* [SHORT PROBLEM]: Return, word for word, every line that follows.

* [INFORMATION GIVEN]:
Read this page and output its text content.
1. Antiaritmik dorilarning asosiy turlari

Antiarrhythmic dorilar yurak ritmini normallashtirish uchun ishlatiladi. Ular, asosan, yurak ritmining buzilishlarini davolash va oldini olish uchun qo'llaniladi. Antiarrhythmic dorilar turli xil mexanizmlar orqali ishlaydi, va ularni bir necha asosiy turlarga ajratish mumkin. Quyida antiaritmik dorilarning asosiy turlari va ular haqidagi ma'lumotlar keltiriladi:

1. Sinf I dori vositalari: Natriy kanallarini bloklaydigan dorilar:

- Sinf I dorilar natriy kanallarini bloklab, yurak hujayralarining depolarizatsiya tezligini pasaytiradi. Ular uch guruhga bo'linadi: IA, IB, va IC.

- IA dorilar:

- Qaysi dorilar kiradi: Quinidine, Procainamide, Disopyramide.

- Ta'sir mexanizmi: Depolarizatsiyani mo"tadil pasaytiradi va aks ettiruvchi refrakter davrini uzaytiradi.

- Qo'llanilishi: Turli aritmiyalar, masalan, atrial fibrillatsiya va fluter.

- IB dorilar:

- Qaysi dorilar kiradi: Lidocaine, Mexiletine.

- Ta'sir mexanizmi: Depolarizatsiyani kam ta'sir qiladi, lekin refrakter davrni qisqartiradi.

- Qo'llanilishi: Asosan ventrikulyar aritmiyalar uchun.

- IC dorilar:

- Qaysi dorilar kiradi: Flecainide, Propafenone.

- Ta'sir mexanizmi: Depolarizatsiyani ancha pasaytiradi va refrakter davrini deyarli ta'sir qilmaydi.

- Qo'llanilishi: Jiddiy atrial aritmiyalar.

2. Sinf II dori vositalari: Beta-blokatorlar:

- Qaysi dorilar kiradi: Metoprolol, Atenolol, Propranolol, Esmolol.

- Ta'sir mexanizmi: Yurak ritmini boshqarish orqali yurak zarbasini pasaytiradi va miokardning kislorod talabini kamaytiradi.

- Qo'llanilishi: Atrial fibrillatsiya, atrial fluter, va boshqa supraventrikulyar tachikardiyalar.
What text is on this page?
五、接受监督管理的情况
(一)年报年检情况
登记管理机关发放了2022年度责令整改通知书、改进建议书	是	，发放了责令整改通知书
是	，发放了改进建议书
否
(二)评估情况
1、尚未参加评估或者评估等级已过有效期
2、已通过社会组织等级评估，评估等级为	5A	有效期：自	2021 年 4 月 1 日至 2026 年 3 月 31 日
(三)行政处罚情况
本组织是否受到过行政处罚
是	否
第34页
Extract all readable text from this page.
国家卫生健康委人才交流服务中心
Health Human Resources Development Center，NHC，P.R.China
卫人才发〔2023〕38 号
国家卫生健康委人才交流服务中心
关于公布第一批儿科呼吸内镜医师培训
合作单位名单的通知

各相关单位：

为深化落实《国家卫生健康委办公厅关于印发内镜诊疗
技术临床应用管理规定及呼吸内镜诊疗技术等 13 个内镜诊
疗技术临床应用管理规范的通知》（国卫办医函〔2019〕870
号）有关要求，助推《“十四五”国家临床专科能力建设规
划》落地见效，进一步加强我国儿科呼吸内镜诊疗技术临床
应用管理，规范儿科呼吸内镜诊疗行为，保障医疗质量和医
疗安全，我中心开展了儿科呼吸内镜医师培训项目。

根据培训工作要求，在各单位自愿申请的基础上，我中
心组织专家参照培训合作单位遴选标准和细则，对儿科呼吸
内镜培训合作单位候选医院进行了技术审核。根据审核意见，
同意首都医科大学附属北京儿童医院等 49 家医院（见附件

* [EXERCISE RESULT]:
Read this page and output its text content.
1. Antiaritmik dorilarning asosiy turlari

Antiarrhythmic dorilar yurak ritmini normallashtirish uchun ishlatiladi. Ular, asosan, yurak ritmining buzilishlarini davolash va oldini olish uchun qo'llaniladi. Antiarrhythmic dorilar turli xil mexanizmlar orqali ishlaydi, va ularni bir necha asosiy turlarga ajratish mumkin. Quyida antiaritmik dorilarning asosiy turlari va ular haqidagi ma'lumotlar keltiriladi:

1. Sinf I dori vositalari: Natriy kanallarini bloklaydigan dorilar:

- Sinf I dorilar natriy kanallarini bloklab, yurak hujayralarining depolarizatsiya tezligini pasaytiradi. Ular uch guruhga bo'linadi: IA, IB, va IC.

- IA dorilar:

- Qaysi dorilar kiradi: Quinidine, Procainamide, Disopyramide.

- Ta'sir mexanizmi: Depolarizatsiyani mo"tadil pasaytiradi va aks ettiruvchi refrakter davrini uzaytiradi.

- Qo'llanilishi: Turli aritmiyalar, masalan, atrial fibrillatsiya va fluter.

- IB dorilar:

- Qaysi dorilar kiradi: Lidocaine, Mexiletine.

- Ta'sir mexanizmi: Depolarizatsiyani kam ta'sir qiladi, lekin refrakter davrni qisqartiradi.

- Qo'llanilishi: Asosan ventrikulyar aritmiyalar uchun.

- IC dorilar:

- Qaysi dorilar kiradi: Flecainide, Propafenone.

- Ta'sir mexanizmi: Depolarizatsiyani ancha pasaytiradi va refrakter davrini deyarli ta'sir qilmaydi.

- Qo'llanilishi: Jiddiy atrial aritmiyalar.

2. Sinf II dori vositalari: Beta-blokatorlar:

- Qaysi dorilar kiradi: Metoprolol, Atenolol, Propranolol, Esmolol.

- Ta'sir mexanizmi: Yurak ritmini boshqarish orqali yurak zarbasini pasaytiradi va miokardning kislorod talabini kamaytiradi.

- Qo'llanilishi: Atrial fibrillatsiya, atrial fluter, va boshqa supraventrikulyar tachikardiyalar.
What text is on this page?
五、接受监督管理的情况
(一)年报年检情况
登记管理机关发放了2022年度责令整改通知书、改进建议书	是	，发放了责令整改通知书
是	，发放了改进建议书
否
(二)评估情况
1、尚未参加评估或者评估等级已过有效期
2、已通过社会组织等级评估，评估等级为	5A	有效期：自	2021 年 4 月 1 日至 2026 年 3 月 31 日
(三)行政处罚情况
本组织是否受到过行政处罚
是	否
第34页
Extract all readable text from this page.
国家卫生健康委人才交流服务中心
Health Human Resources Development Center，NHC，P.R.China
卫人才发〔2023〕38 号
国家卫生健康委人才交流服务中心
关于公布第一批儿科呼吸内镜医师培训
合作单位名单的通知

各相关单位：

为深化落实《国家卫生健康委办公厅关于印发内镜诊疗
技术临床应用管理规定及呼吸内镜诊疗技术等 13 个内镜诊
疗技术临床应用管理规范的通知》（国卫办医函〔2019〕870
号）有关要求，助推《“十四五”国家临床专科能力建设规
划》落地见效，进一步加强我国儿科呼吸内镜诊疗技术临床
应用管理，规范儿科呼吸内镜诊疗行为，保障医疗质量和医
疗安全，我中心开展了儿科呼吸内镜医师培训项目。

根据培训工作要求，在各单位自愿申请的基础上，我中
心组织专家参照培训合作单位遴选标准和细则，对儿科呼吸
内镜培训合作单位候选医院进行了技术审核。根据审核意见，
同意首都医科大学附属北京儿童医院等 49 家医院（见附件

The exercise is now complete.